> Task instructions: Below are the records; pull every line that includes "مهندسی".

> Stored records:
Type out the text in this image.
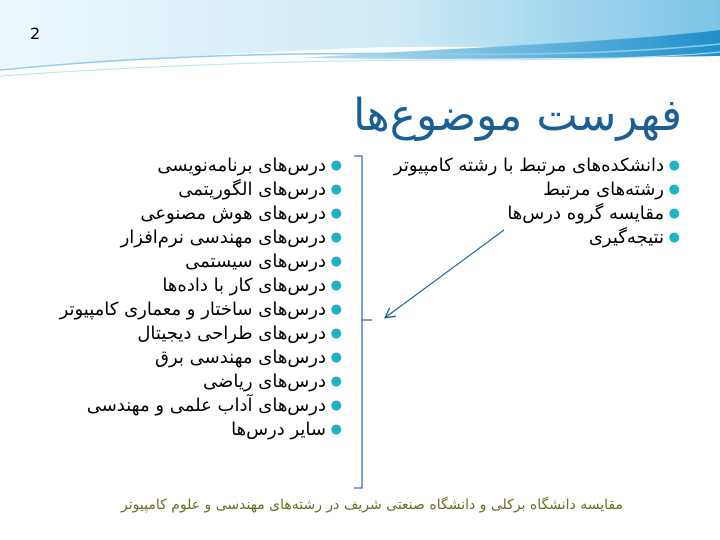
2
فهرست موضوع‌ها
●
دانشکده‌های مرتبط با رشته کامپیوتر
●
رشته‌های مرتبط
●
مقایسه گروه درس‌ها
●
نتیجه‌گیری
●
درس‌های برنامه‌نویسی
●
درس‌های الگوریتمی
●
درس‌های هوش مصنوعی
●
درس‌های مهندسی نرم‌افزار
●
درس‌های سیستمی
●
درس‌های کار با داده‌ها
●
درس‌های ساختار و معماری کامپیوتر
●
درس‌های طراحی دیجیتال
●
درس‌های مهندسی برق
●
درس‌های ریاضی
●
درس‌های آداب علمی و مهندسی
●
سایر درس‌ها
مقایسه دانشگاه برکلی و دانشگاه صنعتی شریف در رشته‌های مهندسی و علوم کامپیوتر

> Correct response:
درس‌های مهندسی نرم‌افزار
درس‌های مهندسی برق
درس‌های آداب علمی و مهندسی
مقایسه دانشگاه برکلی و دانشگاه صنعتی شریف در رشته‌های مهندسی و علوم کامپیوتر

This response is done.